Problem to solve – Keep the pictures out and restate every record exactly.
============
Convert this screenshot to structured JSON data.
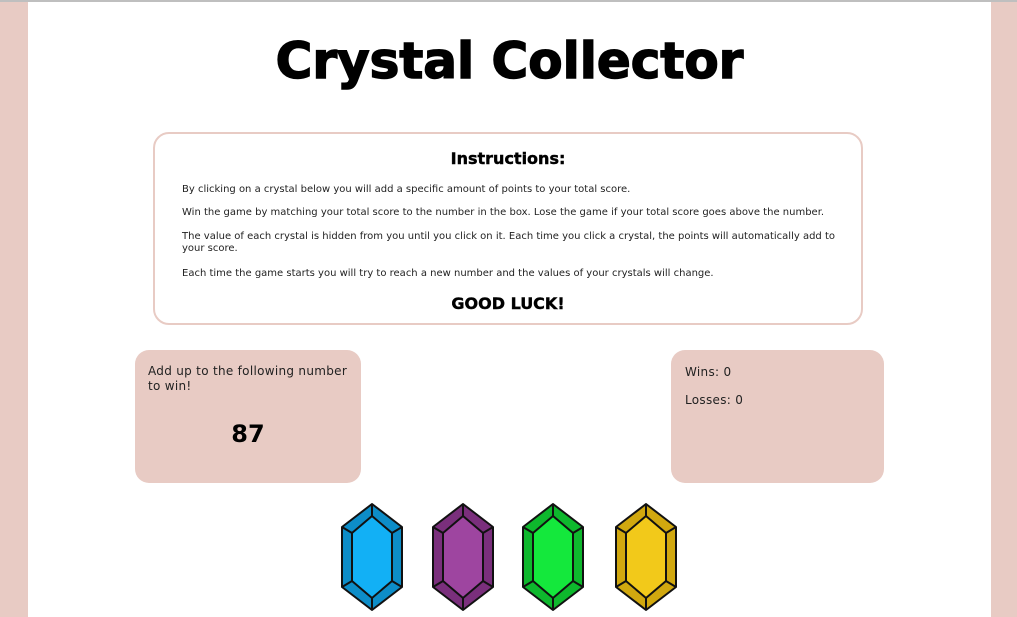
{
  "title": "Crystal Collector",
  "instructions": {
    "heading": "Instructions:",
    "paragraphs": [
      "By clicking on a crystal below you will add a specific amount of points to your total score.",
      "Win the game by matching your total score to the number in the box. Lose the game if your total score goes above the number.",
      "The value of each crystal is hidden from you until you click on it. Each time you click a crystal, the points will automatically add to your score.",
      "Each time the game starts you will try to reach a new number and the values of your crystals will change."
    ],
    "closing": "GOOD LUCK!"
  },
  "target": {
    "label": "Add up to the following number to win!",
    "number": "87"
  },
  "stats": {
    "wins": "Wins: 0",
    "losses": "Losses: 0"
  },
  "crystals": [
    {
      "name": "blue-crystal",
      "color": "#12b0f5",
      "dark": "#0d8dc8"
    },
    {
      "name": "purple-crystal",
      "color": "#9e45a0",
      "dark": "#7a2f7c"
    },
    {
      "name": "green-crystal",
      "color": "#14e83c",
      "dark": "#0eb82d"
    },
    {
      "name": "yellow-crystal",
      "color": "#f2c91a",
      "dark": "#d1a80f"
    }
  ],
  "colors": {
    "background": "#e8cbc4",
    "panel": "#e8cbc4"
  }
}
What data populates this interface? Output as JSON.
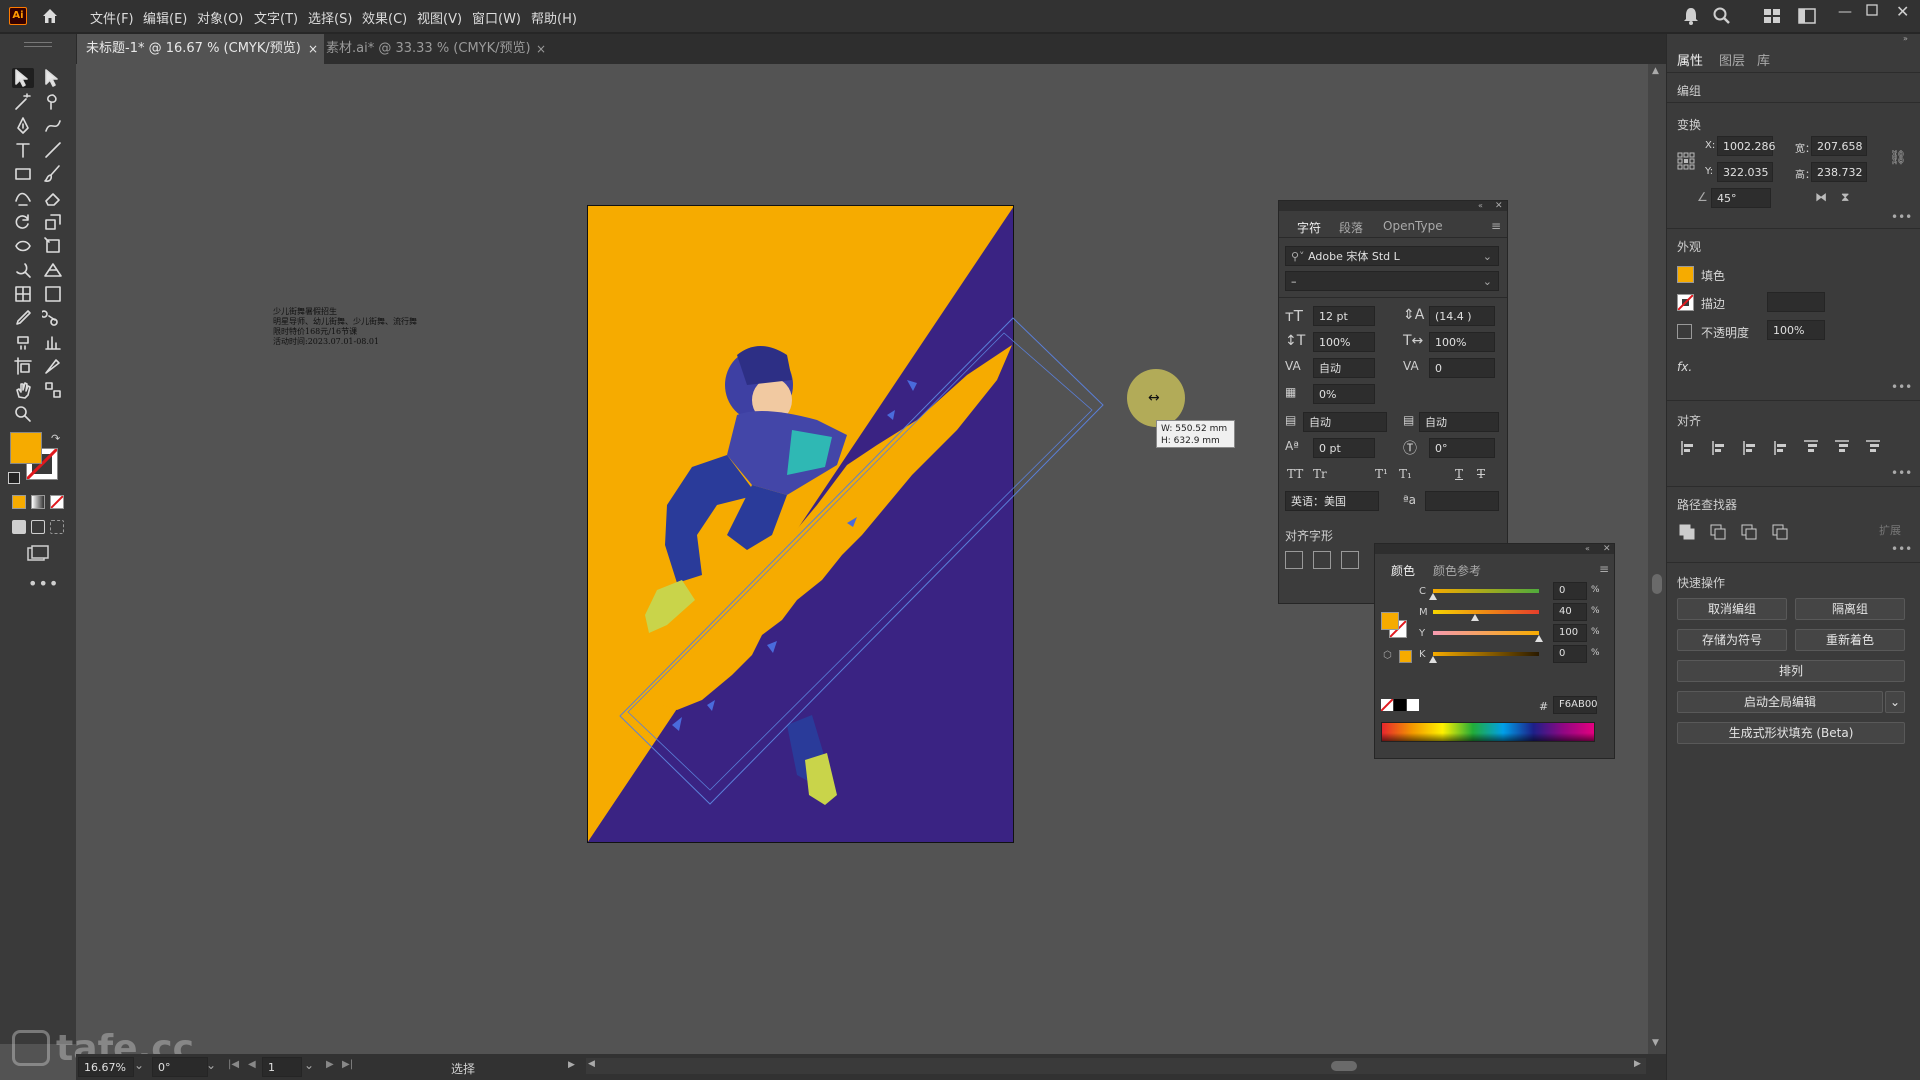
{
  "menu": {
    "app_logo": "Ai",
    "items": [
      "文件(F)",
      "编辑(E)",
      "对象(O)",
      "文字(T)",
      "选择(S)",
      "效果(C)",
      "视图(V)",
      "窗口(W)",
      "帮助(H)"
    ]
  },
  "tabs": [
    {
      "label": "未标题-1* @ 16.67 % (CMYK/预览)",
      "close": "×"
    },
    {
      "label": "素材.ai* @ 33.33 % (CMYK/预览)",
      "close": "×"
    }
  ],
  "canvas": {
    "side_text": [
      "少儿街舞暑假招生",
      "明星导师、幼儿街舞、少儿街舞、流行舞",
      "限时特价168元/16节课",
      "活动时间:2023.07.01-08.01"
    ],
    "size_tooltip": {
      "w": "W: 550.52 mm",
      "h": "H: 632.9 mm"
    },
    "colors": {
      "yellow": "#F6AB00",
      "purple": "#3A2383"
    }
  },
  "character_panel": {
    "tabs": [
      "字符",
      "段落",
      "OpenType"
    ],
    "font_family": "Adobe 宋体 Std L",
    "font_style": "–",
    "size": "12 pt",
    "leading": "(14.4 )",
    "v_scale": "100%",
    "h_scale": "100%",
    "kerning": "自动",
    "tracking": "0",
    "tsume": "0%",
    "aki_left": "自动",
    "aki_right": "自动",
    "baseline": "0 pt",
    "rotation": "0°",
    "language": "英语：美国",
    "align_glyph_label": "对齐字形"
  },
  "color_panel": {
    "tabs": [
      "颜色",
      "颜色参考"
    ],
    "channels": [
      {
        "name": "C",
        "value": "0",
        "unit": "%"
      },
      {
        "name": "M",
        "value": "40",
        "unit": "%"
      },
      {
        "name": "Y",
        "value": "100",
        "unit": "%"
      },
      {
        "name": "K",
        "value": "0",
        "unit": "%"
      }
    ],
    "hex_label": "#",
    "hex": "F6AB00"
  },
  "properties": {
    "tabs": [
      "属性",
      "图层",
      "库"
    ],
    "group_label": "编组",
    "transform_label": "变换",
    "x_label": "X:",
    "x": "1002.286",
    "y_label": "Y:",
    "y": "322.035",
    "w_label": "宽：",
    "w": "207.658",
    "h_label": "高：",
    "h": "238.732",
    "angle": "45°",
    "appearance_label": "外观",
    "fill_label": "填色",
    "stroke_label": "描边",
    "opacity_label": "不透明度",
    "opacity": "100%",
    "fx_label": "fx.",
    "align_label": "对齐",
    "pathfinder_label": "路径查找器",
    "expand_label": "扩展",
    "quick_actions_label": "快速操作",
    "ungroup": "取消编组",
    "isolate": "隔离组",
    "save_symbol": "存储为符号",
    "recolor": "重新着色",
    "arrange": "排列",
    "global_edit": "启动全局编辑",
    "gen_fill": "生成式形状填充 (Beta)"
  },
  "status": {
    "zoom": "16.67%",
    "rotation": "0°",
    "artboard": "1",
    "mode": "选择"
  },
  "watermark": "tafe.cc"
}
============
Written solution –
Convert this screenshot to structured JSON data.
{
  "title": "Crystal Collector",
  "instructions": {
    "heading": "Instructions:",
    "paragraphs": [
      "By clicking on a crystal below you will add a specific amount of points to your total score.",
      "Win the game by matching your total score to the number in the box. Lose the game if your total score goes above the number.",
      "The value of each crystal is hidden from you until you click on it. Each time you click a crystal, the points will automatically add to your score.",
      "Each time the game starts you will try to reach a new number and the values of your crystals will change."
    ],
    "closing": "GOOD LUCK!"
  },
  "target": {
    "label": "Add up to the following number to win!",
    "number": "87"
  },
  "stats": {
    "wins": "Wins: 0",
    "losses": "Losses: 0"
  },
  "crystals": [
    {
      "name": "blue-crystal",
      "color": "#12b0f5",
      "dark": "#0d8dc8"
    },
    {
      "name": "purple-crystal",
      "color": "#9e45a0",
      "dark": "#7a2f7c"
    },
    {
      "name": "green-crystal",
      "color": "#14e83c",
      "dark": "#0eb82d"
    },
    {
      "name": "yellow-crystal",
      "color": "#f2c91a",
      "dark": "#d1a80f"
    }
  ],
  "colors": {
    "background": "#e8cbc4",
    "panel": "#e8cbc4"
  }
}
What data populates this interface? Output as JSON.
{
  "menu": {
    "app_logo": "Ai",
    "items": [
      "文件(F)",
      "编辑(E)",
      "对象(O)",
      "文字(T)",
      "选择(S)",
      "效果(C)",
      "视图(V)",
      "窗口(W)",
      "帮助(H)"
    ]
  },
  "tabs": [
    {
      "label": "未标题-1* @ 16.67 % (CMYK/预览)",
      "close": "×"
    },
    {
      "label": "素材.ai* @ 33.33 % (CMYK/预览)",
      "close": "×"
    }
  ],
  "canvas": {
    "side_text": [
      "少儿街舞暑假招生",
      "明星导师、幼儿街舞、少儿街舞、流行舞",
      "限时特价168元/16节课",
      "活动时间:2023.07.01-08.01"
    ],
    "size_tooltip": {
      "w": "W: 550.52 mm",
      "h": "H: 632.9 mm"
    },
    "colors": {
      "yellow": "#F6AB00",
      "purple": "#3A2383"
    }
  },
  "character_panel": {
    "tabs": [
      "字符",
      "段落",
      "OpenType"
    ],
    "font_family": "Adobe 宋体 Std L",
    "font_style": "–",
    "size": "12 pt",
    "leading": "(14.4 )",
    "v_scale": "100%",
    "h_scale": "100%",
    "kerning": "自动",
    "tracking": "0",
    "tsume": "0%",
    "aki_left": "自动",
    "aki_right": "自动",
    "baseline": "0 pt",
    "rotation": "0°",
    "language": "英语：美国",
    "align_glyph_label": "对齐字形"
  },
  "color_panel": {
    "tabs": [
      "颜色",
      "颜色参考"
    ],
    "channels": [
      {
        "name": "C",
        "value": "0",
        "unit": "%"
      },
      {
        "name": "M",
        "value": "40",
        "unit": "%"
      },
      {
        "name": "Y",
        "value": "100",
        "unit": "%"
      },
      {
        "name": "K",
        "value": "0",
        "unit": "%"
      }
    ],
    "hex_label": "#",
    "hex": "F6AB00"
  },
  "properties": {
    "tabs": [
      "属性",
      "图层",
      "库"
    ],
    "group_label": "编组",
    "transform_label": "变换",
    "x_label": "X:",
    "x": "1002.286",
    "y_label": "Y:",
    "y": "322.035",
    "w_label": "宽：",
    "w": "207.658",
    "h_label": "高：",
    "h": "238.732",
    "angle": "45°",
    "appearance_label": "外观",
    "fill_label": "填色",
    "stroke_label": "描边",
    "opacity_label": "不透明度",
    "opacity": "100%",
    "fx_label": "fx.",
    "align_label": "对齐",
    "pathfinder_label": "路径查找器",
    "expand_label": "扩展",
    "quick_actions_label": "快速操作",
    "ungroup": "取消编组",
    "isolate": "隔离组",
    "save_symbol": "存储为符号",
    "recolor": "重新着色",
    "arrange": "排列",
    "global_edit": "启动全局编辑",
    "gen_fill": "生成式形状填充 (Beta)"
  },
  "status": {
    "zoom": "16.67%",
    "rotation": "0°",
    "artboard": "1",
    "mode": "选择"
  },
  "watermark": "tafe.cc"
}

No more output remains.